[Figure dataset records]
* * * * * * * * *
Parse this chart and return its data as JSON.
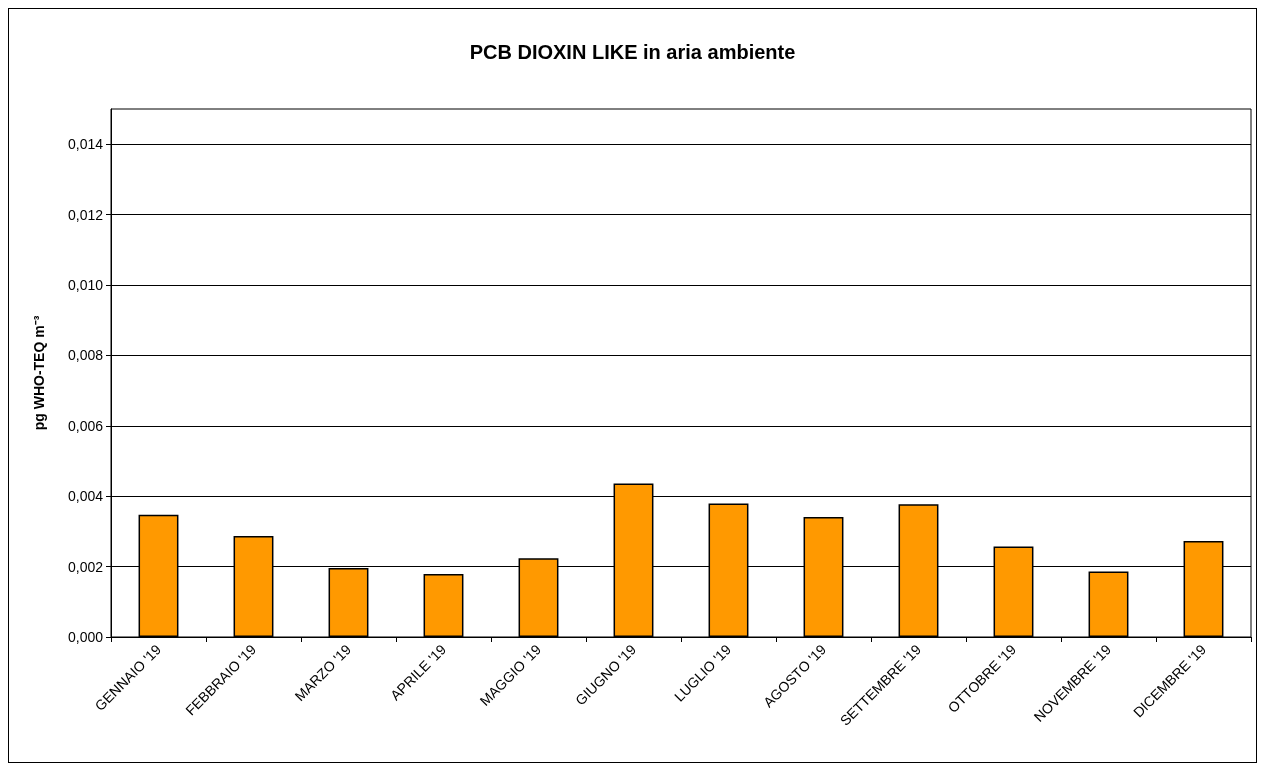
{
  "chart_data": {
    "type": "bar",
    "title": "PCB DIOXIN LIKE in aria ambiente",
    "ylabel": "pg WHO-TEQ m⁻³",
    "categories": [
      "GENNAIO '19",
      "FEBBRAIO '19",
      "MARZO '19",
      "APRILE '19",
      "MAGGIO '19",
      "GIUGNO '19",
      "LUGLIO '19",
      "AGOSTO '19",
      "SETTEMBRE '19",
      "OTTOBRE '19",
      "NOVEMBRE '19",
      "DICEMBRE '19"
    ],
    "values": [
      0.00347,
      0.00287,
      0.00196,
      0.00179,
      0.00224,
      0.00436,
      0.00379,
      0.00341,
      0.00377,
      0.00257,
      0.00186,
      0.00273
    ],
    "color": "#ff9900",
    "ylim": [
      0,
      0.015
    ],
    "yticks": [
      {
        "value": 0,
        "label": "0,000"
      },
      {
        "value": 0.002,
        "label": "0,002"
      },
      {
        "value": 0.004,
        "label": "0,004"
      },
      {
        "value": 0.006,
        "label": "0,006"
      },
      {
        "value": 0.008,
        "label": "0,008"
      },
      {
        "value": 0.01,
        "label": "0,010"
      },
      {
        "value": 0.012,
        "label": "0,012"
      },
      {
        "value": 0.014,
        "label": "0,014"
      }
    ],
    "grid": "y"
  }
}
* * * * * * * * *
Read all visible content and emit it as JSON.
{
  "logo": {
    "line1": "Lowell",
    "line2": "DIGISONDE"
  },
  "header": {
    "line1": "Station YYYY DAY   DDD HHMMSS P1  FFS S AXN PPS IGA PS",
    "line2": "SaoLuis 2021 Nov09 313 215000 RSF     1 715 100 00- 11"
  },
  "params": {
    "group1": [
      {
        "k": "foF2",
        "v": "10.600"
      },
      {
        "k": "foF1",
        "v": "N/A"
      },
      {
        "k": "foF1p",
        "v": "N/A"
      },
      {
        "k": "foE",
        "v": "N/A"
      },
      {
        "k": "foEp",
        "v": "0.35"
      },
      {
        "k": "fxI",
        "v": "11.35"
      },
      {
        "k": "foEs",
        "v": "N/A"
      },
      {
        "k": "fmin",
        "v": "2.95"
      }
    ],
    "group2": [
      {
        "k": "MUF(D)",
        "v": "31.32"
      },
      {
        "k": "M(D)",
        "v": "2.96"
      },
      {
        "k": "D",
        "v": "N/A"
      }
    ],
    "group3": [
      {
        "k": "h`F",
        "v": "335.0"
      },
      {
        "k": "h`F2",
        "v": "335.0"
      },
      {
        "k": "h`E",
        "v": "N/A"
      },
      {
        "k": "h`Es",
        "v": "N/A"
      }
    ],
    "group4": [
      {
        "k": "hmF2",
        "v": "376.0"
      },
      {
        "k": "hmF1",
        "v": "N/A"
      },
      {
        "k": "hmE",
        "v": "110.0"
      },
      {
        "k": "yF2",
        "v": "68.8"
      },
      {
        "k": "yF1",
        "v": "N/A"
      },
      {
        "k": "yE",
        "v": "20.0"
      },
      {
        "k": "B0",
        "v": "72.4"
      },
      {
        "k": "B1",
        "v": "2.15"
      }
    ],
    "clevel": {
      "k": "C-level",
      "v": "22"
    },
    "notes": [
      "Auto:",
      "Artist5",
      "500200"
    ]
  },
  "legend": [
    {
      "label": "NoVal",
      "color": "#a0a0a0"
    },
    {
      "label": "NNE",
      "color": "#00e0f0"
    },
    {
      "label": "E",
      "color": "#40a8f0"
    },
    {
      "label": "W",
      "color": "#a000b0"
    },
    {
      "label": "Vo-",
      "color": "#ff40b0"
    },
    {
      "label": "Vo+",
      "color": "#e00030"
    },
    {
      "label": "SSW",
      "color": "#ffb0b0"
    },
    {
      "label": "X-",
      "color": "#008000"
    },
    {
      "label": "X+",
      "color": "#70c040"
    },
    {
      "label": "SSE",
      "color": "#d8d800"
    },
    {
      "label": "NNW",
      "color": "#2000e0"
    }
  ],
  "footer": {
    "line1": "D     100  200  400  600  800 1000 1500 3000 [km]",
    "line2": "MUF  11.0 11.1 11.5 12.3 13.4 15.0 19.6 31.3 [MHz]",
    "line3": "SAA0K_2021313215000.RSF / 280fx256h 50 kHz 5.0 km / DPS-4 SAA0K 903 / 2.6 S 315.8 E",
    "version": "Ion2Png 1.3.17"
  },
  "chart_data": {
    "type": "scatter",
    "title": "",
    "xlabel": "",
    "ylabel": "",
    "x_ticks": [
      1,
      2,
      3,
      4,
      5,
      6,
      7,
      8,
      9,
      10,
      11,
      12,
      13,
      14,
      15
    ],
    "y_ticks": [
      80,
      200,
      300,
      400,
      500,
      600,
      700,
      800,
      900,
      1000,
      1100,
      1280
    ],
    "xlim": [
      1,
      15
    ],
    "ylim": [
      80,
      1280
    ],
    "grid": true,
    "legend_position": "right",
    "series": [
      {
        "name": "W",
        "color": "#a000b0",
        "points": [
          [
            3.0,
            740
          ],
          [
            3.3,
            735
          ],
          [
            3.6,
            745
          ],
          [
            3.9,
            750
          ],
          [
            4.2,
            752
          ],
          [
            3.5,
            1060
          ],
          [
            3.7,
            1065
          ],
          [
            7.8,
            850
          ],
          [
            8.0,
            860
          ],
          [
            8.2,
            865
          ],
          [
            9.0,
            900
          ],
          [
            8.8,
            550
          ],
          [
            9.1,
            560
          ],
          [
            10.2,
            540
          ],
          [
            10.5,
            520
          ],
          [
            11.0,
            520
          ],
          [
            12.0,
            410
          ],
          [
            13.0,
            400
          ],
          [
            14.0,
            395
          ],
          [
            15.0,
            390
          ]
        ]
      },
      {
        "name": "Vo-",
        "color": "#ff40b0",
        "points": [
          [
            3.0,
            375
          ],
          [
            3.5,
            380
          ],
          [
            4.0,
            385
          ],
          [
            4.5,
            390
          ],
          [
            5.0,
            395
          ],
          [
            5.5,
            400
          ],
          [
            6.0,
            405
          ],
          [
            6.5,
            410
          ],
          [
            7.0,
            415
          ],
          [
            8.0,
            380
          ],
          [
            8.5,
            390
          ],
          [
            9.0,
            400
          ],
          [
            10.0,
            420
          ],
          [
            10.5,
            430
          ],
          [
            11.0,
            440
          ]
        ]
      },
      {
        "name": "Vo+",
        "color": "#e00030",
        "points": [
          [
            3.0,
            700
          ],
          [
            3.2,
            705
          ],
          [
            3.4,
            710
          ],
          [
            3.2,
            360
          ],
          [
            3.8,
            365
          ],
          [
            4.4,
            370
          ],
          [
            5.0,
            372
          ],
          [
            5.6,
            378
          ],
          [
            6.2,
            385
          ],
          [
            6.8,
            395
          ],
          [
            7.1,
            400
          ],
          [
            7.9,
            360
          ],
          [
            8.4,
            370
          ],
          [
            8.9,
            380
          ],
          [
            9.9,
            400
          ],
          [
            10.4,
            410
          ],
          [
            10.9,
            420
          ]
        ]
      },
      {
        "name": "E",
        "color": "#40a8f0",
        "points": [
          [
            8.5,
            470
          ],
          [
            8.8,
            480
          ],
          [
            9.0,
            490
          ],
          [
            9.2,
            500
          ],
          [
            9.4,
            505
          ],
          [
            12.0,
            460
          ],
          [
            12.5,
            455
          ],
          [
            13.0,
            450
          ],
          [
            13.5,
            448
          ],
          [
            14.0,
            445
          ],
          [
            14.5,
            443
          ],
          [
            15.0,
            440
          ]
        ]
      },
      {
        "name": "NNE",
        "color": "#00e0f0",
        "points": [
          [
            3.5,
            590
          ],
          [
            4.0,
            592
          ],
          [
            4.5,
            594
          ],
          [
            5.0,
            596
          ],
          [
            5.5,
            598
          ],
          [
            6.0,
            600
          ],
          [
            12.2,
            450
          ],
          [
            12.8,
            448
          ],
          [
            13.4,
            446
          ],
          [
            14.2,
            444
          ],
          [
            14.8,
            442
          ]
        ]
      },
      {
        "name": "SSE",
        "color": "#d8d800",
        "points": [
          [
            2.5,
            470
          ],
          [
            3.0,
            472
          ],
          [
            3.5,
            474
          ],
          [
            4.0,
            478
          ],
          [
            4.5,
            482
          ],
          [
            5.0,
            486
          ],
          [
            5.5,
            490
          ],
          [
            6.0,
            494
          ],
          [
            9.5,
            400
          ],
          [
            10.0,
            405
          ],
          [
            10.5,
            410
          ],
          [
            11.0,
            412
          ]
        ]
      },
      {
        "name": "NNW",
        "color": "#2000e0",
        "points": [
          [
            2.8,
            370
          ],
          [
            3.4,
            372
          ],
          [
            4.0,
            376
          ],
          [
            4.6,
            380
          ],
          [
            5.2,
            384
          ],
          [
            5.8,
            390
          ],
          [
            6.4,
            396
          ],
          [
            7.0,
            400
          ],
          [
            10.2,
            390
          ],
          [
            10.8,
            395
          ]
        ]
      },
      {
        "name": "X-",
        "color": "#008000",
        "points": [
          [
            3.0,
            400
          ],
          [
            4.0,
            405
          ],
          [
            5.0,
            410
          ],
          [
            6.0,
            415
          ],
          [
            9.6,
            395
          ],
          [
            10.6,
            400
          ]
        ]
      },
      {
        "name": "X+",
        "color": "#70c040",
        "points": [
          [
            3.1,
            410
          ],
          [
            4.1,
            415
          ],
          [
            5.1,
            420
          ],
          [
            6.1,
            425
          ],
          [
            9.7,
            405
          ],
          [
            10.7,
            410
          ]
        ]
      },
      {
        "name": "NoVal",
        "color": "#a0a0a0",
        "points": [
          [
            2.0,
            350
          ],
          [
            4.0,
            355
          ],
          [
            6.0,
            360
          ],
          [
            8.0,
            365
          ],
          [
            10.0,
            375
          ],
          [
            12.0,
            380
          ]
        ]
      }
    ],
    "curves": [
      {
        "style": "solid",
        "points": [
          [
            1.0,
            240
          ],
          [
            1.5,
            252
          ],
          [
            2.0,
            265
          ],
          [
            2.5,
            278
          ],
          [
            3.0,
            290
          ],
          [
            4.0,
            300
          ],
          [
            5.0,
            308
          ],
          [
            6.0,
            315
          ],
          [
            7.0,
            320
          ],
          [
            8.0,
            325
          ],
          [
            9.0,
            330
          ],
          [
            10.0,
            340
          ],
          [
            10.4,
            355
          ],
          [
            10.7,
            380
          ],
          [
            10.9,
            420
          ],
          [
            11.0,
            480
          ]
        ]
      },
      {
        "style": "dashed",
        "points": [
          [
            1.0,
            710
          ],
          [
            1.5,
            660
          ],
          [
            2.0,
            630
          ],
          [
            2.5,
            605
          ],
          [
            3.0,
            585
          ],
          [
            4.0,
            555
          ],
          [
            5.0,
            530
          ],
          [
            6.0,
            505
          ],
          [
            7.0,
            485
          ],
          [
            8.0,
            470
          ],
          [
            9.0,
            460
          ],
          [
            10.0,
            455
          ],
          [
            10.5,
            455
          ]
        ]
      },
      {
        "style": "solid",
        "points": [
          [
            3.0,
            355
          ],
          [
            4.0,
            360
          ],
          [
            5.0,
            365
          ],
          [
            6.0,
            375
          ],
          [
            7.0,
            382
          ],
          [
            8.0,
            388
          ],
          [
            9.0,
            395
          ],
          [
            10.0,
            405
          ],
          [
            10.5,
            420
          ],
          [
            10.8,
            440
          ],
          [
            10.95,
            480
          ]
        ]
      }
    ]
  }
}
* * * * * * * * *
### [What to produce]
Look through the entries above and report each line where the string "name" occurs.

### [Expected answer]
        "name": "W",
        "name": "Vo-",
        "name": "Vo+",
        "name": "E",
        "name": "NNE",
        "name": "SSE",
        "name": "NNW",
        "name": "X-",
        "name": "X+",
        "name": "NoVal",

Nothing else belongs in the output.